• _Supplied records_

** start **

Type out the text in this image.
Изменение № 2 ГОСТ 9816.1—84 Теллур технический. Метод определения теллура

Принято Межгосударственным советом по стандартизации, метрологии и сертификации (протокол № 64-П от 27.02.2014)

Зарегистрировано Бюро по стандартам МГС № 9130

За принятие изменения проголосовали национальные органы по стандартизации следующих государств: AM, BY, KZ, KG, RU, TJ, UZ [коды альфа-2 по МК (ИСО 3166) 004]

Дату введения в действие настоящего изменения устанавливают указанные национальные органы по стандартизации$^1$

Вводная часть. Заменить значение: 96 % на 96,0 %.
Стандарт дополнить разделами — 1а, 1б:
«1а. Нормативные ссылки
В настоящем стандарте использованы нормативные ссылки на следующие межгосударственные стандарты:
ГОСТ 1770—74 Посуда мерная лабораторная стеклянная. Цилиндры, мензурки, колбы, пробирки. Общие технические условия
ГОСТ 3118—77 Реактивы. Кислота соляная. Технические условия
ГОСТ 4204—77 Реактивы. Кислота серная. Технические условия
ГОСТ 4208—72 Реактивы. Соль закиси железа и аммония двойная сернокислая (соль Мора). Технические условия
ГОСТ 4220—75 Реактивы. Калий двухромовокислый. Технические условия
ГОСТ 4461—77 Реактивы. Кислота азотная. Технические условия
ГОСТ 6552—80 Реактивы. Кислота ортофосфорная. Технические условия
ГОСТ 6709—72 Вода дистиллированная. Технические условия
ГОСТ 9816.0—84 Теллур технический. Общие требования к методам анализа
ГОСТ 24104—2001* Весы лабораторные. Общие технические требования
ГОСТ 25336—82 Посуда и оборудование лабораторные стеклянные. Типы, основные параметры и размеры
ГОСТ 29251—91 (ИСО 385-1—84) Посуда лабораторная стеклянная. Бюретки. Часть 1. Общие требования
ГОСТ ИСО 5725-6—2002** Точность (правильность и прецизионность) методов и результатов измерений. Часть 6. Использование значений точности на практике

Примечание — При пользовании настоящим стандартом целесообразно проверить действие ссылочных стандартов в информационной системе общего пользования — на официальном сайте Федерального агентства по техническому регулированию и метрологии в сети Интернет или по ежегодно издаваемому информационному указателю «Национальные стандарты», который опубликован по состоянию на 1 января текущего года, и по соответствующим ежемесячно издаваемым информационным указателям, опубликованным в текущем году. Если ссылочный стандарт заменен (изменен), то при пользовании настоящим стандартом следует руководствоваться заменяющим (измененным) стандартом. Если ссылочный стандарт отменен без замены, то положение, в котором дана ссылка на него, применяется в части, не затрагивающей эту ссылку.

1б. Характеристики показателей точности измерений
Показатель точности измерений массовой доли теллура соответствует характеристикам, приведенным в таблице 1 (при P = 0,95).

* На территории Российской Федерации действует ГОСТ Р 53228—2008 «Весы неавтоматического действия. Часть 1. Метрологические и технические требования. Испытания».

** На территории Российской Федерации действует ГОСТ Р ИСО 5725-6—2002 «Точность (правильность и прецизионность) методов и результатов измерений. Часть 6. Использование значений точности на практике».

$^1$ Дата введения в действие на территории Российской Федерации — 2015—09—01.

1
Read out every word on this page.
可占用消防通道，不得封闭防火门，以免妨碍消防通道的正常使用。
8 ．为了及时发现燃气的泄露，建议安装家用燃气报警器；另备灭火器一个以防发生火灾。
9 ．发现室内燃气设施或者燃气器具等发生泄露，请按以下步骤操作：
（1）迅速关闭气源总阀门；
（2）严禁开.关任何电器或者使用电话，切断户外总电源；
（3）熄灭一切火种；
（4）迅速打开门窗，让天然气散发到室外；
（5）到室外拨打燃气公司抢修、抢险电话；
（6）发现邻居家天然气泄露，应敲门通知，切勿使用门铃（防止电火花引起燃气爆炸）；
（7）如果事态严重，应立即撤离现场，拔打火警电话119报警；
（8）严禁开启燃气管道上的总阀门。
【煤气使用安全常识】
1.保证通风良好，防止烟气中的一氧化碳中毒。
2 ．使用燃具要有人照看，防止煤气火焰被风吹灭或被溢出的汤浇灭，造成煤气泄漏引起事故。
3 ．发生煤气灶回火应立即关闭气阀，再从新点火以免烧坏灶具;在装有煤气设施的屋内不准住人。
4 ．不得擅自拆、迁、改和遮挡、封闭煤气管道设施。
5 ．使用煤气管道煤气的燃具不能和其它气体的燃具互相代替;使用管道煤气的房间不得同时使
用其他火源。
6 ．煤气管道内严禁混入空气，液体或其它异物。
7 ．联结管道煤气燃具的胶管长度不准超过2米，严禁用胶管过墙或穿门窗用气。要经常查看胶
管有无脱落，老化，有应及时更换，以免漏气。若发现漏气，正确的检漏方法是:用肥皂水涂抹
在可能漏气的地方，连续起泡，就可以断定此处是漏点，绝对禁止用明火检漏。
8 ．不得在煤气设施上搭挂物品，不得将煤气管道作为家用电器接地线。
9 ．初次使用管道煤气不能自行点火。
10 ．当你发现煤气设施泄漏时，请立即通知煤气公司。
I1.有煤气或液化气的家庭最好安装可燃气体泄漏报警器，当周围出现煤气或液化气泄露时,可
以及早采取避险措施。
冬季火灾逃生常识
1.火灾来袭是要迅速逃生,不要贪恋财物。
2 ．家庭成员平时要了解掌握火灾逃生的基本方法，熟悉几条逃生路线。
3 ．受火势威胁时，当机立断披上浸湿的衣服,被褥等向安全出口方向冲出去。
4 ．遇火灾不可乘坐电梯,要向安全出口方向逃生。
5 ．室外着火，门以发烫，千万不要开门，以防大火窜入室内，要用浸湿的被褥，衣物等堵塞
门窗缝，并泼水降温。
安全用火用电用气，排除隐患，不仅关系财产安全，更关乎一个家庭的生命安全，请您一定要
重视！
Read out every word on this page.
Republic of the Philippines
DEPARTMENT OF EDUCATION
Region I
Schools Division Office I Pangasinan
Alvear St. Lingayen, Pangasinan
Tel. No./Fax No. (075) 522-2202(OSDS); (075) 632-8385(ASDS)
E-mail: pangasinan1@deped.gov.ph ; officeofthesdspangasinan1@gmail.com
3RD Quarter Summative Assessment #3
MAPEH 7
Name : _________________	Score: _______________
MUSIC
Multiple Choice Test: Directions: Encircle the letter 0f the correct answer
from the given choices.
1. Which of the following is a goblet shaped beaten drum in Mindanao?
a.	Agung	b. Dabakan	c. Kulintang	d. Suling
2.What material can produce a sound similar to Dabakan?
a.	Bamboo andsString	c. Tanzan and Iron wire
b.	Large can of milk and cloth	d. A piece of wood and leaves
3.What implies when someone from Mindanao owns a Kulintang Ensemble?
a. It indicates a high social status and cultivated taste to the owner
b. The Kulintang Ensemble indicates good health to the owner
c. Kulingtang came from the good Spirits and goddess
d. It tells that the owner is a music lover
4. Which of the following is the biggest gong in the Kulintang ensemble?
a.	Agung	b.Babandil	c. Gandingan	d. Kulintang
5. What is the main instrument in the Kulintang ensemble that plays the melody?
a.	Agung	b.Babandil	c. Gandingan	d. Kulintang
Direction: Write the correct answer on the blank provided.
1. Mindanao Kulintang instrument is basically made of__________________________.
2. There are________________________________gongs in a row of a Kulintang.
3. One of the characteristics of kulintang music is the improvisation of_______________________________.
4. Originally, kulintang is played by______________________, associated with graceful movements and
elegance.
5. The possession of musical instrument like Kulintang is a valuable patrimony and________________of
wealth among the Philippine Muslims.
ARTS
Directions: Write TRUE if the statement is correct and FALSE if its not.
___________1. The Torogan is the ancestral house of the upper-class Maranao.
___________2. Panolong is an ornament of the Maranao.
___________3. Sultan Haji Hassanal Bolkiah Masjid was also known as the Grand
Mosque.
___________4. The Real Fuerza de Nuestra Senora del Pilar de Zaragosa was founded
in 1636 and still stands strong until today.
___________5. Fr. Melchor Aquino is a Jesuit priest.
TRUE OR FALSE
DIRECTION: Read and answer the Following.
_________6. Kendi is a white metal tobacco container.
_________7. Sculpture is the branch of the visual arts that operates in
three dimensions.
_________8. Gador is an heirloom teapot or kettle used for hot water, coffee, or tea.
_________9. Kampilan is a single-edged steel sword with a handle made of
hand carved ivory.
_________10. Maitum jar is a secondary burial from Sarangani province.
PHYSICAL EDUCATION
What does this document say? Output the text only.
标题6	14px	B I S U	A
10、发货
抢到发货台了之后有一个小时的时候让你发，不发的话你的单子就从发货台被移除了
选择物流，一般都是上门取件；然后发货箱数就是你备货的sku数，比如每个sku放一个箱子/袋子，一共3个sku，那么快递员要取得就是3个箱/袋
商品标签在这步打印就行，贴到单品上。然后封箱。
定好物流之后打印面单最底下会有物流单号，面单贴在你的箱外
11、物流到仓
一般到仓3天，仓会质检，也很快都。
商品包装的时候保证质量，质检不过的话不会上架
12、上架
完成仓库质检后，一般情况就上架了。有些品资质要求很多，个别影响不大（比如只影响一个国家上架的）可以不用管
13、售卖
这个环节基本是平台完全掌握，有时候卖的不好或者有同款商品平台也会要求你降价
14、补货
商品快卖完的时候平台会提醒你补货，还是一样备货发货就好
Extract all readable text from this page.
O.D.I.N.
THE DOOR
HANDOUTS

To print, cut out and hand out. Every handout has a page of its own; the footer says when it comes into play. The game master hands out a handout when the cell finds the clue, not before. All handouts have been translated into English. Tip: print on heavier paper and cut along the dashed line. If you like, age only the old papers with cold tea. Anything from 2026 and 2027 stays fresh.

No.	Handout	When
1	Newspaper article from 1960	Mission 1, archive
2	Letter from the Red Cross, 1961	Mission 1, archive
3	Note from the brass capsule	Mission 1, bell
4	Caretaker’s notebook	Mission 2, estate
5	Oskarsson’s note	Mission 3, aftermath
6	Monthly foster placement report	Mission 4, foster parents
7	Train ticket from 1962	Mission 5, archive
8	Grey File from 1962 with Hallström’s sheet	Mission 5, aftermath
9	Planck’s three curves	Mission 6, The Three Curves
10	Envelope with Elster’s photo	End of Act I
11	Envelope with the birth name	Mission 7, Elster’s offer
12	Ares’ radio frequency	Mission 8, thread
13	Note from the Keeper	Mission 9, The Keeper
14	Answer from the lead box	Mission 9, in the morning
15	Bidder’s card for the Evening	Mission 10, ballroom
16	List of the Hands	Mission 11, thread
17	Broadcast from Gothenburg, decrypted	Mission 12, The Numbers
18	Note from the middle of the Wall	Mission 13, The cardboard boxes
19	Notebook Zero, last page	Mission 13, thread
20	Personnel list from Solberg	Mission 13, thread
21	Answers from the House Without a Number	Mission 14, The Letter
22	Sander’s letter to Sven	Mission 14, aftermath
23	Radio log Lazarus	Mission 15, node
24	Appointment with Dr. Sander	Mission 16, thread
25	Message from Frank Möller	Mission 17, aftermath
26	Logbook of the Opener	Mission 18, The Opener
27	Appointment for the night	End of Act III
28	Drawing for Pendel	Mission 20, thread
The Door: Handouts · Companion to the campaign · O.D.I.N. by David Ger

** end **

• _Objective_
From the material given, work out how many lines hold the string "only"; state that number and nothing further.

• _Solution to this task_
2